== Dataset excerpts ==
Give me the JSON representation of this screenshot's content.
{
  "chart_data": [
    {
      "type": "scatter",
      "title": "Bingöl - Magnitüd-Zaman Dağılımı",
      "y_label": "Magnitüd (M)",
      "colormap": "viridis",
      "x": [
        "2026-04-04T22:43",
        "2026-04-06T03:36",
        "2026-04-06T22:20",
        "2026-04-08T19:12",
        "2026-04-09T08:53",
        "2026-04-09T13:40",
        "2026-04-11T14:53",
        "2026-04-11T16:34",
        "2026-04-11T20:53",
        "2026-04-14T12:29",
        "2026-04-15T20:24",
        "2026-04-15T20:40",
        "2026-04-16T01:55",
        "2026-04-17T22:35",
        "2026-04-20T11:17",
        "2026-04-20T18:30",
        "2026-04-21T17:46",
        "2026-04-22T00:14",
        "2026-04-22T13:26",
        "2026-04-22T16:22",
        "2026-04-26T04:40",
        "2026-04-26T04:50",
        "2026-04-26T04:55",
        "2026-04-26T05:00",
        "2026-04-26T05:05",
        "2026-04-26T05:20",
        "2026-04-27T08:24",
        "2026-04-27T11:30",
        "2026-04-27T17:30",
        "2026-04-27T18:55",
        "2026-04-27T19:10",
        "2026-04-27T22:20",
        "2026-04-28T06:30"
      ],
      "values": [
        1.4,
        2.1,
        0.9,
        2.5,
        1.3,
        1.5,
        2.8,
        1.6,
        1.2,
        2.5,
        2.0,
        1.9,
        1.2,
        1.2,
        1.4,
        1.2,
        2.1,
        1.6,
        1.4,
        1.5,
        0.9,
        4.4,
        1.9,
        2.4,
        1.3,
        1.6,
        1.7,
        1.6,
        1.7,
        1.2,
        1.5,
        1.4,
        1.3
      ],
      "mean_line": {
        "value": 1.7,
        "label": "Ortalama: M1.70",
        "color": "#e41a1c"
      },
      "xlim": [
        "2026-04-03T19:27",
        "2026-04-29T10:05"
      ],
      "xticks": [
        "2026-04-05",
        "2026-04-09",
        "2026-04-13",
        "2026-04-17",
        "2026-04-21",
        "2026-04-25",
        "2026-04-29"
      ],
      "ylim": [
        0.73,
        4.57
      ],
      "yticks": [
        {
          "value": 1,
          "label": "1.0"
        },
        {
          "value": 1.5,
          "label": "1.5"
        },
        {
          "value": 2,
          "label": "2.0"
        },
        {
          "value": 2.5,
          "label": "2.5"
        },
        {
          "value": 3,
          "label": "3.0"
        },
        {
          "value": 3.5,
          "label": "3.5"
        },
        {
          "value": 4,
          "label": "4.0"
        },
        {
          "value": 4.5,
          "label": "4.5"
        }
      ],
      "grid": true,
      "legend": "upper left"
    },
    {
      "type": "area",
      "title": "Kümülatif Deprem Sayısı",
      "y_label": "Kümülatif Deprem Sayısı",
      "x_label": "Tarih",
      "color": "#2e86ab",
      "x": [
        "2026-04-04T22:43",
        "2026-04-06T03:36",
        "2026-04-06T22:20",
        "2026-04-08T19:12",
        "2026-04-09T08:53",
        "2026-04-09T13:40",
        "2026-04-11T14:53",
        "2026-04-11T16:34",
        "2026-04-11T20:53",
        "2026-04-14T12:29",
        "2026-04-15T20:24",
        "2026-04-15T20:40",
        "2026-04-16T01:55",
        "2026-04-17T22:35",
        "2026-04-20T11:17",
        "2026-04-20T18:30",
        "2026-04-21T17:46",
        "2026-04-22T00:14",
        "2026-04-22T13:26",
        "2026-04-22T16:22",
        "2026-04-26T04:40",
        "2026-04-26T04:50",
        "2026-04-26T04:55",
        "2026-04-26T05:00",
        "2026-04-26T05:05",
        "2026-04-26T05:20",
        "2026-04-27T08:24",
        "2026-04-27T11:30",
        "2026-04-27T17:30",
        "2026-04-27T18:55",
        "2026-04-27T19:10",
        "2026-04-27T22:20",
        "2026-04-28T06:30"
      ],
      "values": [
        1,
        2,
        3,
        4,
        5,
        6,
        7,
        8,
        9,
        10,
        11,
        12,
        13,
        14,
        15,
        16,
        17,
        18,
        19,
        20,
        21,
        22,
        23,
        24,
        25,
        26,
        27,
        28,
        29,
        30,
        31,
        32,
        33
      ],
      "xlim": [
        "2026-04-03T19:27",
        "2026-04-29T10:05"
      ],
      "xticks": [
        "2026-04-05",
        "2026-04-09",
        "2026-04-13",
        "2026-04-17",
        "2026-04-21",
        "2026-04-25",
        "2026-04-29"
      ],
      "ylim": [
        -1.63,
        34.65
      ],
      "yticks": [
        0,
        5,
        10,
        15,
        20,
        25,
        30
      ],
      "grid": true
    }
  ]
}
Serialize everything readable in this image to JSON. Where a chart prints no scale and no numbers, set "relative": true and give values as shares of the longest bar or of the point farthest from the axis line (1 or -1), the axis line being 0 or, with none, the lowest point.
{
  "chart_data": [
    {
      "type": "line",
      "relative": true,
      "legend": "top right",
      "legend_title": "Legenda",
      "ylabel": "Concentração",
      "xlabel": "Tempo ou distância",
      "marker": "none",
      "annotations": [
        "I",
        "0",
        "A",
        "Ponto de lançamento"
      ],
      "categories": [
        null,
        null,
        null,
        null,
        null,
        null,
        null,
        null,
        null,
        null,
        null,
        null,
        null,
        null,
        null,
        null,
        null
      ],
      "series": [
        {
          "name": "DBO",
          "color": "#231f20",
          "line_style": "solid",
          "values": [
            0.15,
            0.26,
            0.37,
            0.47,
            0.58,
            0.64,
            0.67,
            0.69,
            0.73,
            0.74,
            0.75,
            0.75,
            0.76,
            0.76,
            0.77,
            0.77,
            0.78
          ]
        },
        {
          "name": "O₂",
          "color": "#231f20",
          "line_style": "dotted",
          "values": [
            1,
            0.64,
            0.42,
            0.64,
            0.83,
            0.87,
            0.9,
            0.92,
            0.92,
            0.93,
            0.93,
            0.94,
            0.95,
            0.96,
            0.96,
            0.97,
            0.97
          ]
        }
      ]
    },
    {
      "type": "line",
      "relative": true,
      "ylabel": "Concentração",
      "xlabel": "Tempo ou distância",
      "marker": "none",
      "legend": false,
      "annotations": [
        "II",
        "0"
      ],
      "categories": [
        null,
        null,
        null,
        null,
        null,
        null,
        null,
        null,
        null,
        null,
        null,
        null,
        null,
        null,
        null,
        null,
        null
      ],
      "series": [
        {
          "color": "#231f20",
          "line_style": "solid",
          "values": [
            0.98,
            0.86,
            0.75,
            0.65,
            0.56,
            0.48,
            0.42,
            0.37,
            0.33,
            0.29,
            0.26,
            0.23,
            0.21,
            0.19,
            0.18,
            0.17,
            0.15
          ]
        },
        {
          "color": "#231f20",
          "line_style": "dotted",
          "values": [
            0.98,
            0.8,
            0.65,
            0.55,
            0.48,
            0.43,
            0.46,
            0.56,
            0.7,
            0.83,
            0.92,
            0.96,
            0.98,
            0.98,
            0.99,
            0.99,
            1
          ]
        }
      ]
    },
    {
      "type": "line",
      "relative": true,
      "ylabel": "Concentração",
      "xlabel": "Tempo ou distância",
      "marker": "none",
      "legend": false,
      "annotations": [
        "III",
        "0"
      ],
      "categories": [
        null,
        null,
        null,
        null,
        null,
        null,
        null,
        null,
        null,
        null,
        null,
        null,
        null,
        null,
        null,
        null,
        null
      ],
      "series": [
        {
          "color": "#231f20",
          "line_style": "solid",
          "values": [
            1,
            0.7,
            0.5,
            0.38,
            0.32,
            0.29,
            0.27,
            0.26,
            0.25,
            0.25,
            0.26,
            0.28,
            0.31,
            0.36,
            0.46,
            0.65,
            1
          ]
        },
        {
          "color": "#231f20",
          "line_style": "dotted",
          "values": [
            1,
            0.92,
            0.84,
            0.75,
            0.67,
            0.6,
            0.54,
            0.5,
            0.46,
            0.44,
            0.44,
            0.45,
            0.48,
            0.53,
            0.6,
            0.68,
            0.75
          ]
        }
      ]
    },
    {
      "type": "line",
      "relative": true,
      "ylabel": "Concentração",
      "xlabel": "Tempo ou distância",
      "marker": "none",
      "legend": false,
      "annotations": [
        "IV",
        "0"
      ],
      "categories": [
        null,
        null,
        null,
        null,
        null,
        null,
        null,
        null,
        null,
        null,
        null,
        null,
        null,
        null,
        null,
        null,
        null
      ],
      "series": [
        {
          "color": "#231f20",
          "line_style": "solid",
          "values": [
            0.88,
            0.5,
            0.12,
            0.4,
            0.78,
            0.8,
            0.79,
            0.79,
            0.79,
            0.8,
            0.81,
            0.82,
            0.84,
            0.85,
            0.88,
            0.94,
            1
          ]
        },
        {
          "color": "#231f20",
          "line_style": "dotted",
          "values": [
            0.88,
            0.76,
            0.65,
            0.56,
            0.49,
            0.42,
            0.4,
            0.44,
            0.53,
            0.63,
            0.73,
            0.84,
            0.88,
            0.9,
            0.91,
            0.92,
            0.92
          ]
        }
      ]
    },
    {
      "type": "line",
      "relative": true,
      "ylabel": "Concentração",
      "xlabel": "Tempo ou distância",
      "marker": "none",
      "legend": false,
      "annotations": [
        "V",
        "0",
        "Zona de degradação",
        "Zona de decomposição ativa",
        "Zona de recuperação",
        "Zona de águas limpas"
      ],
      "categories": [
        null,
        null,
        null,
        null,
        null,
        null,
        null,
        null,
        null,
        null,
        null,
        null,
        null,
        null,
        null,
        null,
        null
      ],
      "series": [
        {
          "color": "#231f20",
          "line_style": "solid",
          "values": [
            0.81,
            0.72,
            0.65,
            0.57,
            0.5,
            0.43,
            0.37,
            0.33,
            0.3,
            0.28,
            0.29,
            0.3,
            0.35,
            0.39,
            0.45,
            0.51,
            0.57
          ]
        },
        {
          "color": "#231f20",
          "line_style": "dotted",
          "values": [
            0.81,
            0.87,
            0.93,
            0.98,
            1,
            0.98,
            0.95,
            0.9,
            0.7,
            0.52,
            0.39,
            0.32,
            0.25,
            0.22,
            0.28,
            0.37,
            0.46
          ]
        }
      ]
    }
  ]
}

== Exercise prompt ==
In the material above, find each line that contains the word "Kümülatif", and select it.

== Answer ==
      "title": "Kümülatif Deprem Sayısı",
      "y_label": "Kümülatif Deprem Sayısı",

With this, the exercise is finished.